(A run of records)
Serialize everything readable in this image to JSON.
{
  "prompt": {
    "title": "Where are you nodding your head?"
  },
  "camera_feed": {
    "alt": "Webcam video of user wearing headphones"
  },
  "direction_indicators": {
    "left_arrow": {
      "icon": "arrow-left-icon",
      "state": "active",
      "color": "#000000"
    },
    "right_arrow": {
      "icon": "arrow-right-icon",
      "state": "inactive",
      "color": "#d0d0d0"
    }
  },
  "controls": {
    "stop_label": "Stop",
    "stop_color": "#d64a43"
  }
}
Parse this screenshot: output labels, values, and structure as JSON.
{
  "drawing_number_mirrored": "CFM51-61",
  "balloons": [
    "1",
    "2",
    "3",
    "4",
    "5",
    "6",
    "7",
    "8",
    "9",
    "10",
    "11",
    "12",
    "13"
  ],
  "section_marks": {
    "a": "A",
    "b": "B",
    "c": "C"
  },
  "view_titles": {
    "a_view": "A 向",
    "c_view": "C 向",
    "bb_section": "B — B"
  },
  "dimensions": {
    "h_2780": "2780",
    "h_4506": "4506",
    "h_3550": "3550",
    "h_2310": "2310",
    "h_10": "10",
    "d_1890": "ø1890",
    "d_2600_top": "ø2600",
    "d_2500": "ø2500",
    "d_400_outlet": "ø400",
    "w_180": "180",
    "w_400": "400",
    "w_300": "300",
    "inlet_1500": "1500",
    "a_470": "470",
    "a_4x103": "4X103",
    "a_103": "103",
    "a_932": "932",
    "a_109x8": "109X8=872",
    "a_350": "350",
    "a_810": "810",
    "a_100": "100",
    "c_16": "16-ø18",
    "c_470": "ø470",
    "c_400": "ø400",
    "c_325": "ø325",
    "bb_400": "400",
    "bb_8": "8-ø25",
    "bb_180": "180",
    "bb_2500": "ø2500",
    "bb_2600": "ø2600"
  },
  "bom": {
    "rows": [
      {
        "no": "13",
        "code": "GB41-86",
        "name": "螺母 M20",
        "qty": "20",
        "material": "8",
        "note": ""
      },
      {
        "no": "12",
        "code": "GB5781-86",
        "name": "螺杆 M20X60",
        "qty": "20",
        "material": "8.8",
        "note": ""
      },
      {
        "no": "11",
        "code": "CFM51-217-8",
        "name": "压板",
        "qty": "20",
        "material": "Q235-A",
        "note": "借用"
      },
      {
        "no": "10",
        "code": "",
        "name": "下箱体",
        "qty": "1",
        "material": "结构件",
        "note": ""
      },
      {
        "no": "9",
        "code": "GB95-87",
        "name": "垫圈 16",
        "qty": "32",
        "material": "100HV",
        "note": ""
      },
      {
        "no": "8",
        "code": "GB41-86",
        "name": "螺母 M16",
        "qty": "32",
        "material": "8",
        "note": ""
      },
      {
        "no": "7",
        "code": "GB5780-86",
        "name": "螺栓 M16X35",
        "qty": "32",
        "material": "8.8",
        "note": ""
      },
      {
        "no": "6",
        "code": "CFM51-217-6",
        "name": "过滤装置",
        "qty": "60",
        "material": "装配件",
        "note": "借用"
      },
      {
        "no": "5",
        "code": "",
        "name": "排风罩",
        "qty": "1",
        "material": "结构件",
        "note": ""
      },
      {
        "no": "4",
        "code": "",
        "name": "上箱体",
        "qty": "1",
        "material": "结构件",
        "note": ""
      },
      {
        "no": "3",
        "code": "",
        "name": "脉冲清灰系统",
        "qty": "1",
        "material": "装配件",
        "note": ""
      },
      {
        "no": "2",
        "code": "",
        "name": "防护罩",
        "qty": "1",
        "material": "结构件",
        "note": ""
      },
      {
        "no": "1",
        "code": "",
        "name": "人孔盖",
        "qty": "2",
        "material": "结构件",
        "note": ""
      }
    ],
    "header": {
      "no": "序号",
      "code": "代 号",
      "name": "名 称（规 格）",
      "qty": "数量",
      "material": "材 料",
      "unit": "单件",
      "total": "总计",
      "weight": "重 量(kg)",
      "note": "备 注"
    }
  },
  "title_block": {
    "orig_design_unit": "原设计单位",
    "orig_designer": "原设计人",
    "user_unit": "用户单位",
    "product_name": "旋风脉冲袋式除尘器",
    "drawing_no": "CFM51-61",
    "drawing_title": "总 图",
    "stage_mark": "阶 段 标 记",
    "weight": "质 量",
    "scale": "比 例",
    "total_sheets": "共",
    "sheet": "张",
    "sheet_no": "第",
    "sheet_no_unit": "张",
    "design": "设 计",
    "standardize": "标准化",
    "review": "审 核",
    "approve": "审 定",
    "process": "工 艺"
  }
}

Written request: All entries shown above should be printed again exactly.

Result for this exercise:
Serialize everything readable in this image to JSON.
{
  "prompt": {
    "title": "Where are you nodding your head?"
  },
  "camera_feed": {
    "alt": "Webcam video of user wearing headphones"
  },
  "direction_indicators": {
    "left_arrow": {
      "icon": "arrow-left-icon",
      "state": "active",
      "color": "#000000"
    },
    "right_arrow": {
      "icon": "arrow-right-icon",
      "state": "inactive",
      "color": "#d0d0d0"
    }
  },
  "controls": {
    "stop_label": "Stop",
    "stop_color": "#d64a43"
  }
}
Parse this screenshot: output labels, values, and structure as JSON.
{
  "drawing_number_mirrored": "CFM51-61",
  "balloons": [
    "1",
    "2",
    "3",
    "4",
    "5",
    "6",
    "7",
    "8",
    "9",
    "10",
    "11",
    "12",
    "13"
  ],
  "section_marks": {
    "a": "A",
    "b": "B",
    "c": "C"
  },
  "view_titles": {
    "a_view": "A 向",
    "c_view": "C 向",
    "bb_section": "B — B"
  },
  "dimensions": {
    "h_2780": "2780",
    "h_4506": "4506",
    "h_3550": "3550",
    "h_2310": "2310",
    "h_10": "10",
    "d_1890": "ø1890",
    "d_2600_top": "ø2600",
    "d_2500": "ø2500",
    "d_400_outlet": "ø400",
    "w_180": "180",
    "w_400": "400",
    "w_300": "300",
    "inlet_1500": "1500",
    "a_470": "470",
    "a_4x103": "4X103",
    "a_103": "103",
    "a_932": "932",
    "a_109x8": "109X8=872",
    "a_350": "350",
    "a_810": "810",
    "a_100": "100",
    "c_16": "16-ø18",
    "c_470": "ø470",
    "c_400": "ø400",
    "c_325": "ø325",
    "bb_400": "400",
    "bb_8": "8-ø25",
    "bb_180": "180",
    "bb_2500": "ø2500",
    "bb_2600": "ø2600"
  },
  "bom": {
    "rows": [
      {
        "no": "13",
        "code": "GB41-86",
        "name": "螺母 M20",
        "qty": "20",
        "material": "8",
        "note": ""
      },
      {
        "no": "12",
        "code": "GB5781-86",
        "name": "螺杆 M20X60",
        "qty": "20",
        "material": "8.8",
        "note": ""
      },
      {
        "no": "11",
        "code": "CFM51-217-8",
        "name": "压板",
        "qty": "20",
        "material": "Q235-A",
        "note": "借用"
      },
      {
        "no": "10",
        "code": "",
        "name": "下箱体",
        "qty": "1",
        "material": "结构件",
        "note": ""
      },
      {
        "no": "9",
        "code": "GB95-87",
        "name": "垫圈 16",
        "qty": "32",
        "material": "100HV",
        "note": ""
      },
      {
        "no": "8",
        "code": "GB41-86",
        "name": "螺母 M16",
        "qty": "32",
        "material": "8",
        "note": ""
      },
      {
        "no": "7",
        "code": "GB5780-86",
        "name": "螺栓 M16X35",
        "qty": "32",
        "material": "8.8",
        "note": ""
      },
      {
        "no": "6",
        "code": "CFM51-217-6",
        "name": "过滤装置",
        "qty": "60",
        "material": "装配件",
        "note": "借用"
      },
      {
        "no": "5",
        "code": "",
        "name": "排风罩",
        "qty": "1",
        "material": "结构件",
        "note": ""
      },
      {
        "no": "4",
        "code": "",
        "name": "上箱体",
        "qty": "1",
        "material": "结构件",
        "note": ""
      },
      {
        "no": "3",
        "code": "",
        "name": "脉冲清灰系统",
        "qty": "1",
        "material": "装配件",
        "note": ""
      },
      {
        "no": "2",
        "code": "",
        "name": "防护罩",
        "qty": "1",
        "material": "结构件",
        "note": ""
      },
      {
        "no": "1",
        "code": "",
        "name": "人孔盖",
        "qty": "2",
        "material": "结构件",
        "note": ""
      }
    ],
    "header": {
      "no": "序号",
      "code": "代 号",
      "name": "名 称（规 格）",
      "qty": "数量",
      "material": "材 料",
      "unit": "单件",
      "total": "总计",
      "weight": "重 量(kg)",
      "note": "备 注"
    }
  },
  "title_block": {
    "orig_design_unit": "原设计单位",
    "orig_designer": "原设计人",
    "user_unit": "用户单位",
    "product_name": "旋风脉冲袋式除尘器",
    "drawing_no": "CFM51-61",
    "drawing_title": "总 图",
    "stage_mark": "阶 段 标 记",
    "weight": "质 量",
    "scale": "比 例",
    "total_sheets": "共",
    "sheet": "张",
    "sheet_no": "第",
    "sheet_no_unit": "张",
    "design": "设 计",
    "standardize": "标准化",
    "review": "审 核",
    "approve": "审 定",
    "process": "工 艺"
  }
}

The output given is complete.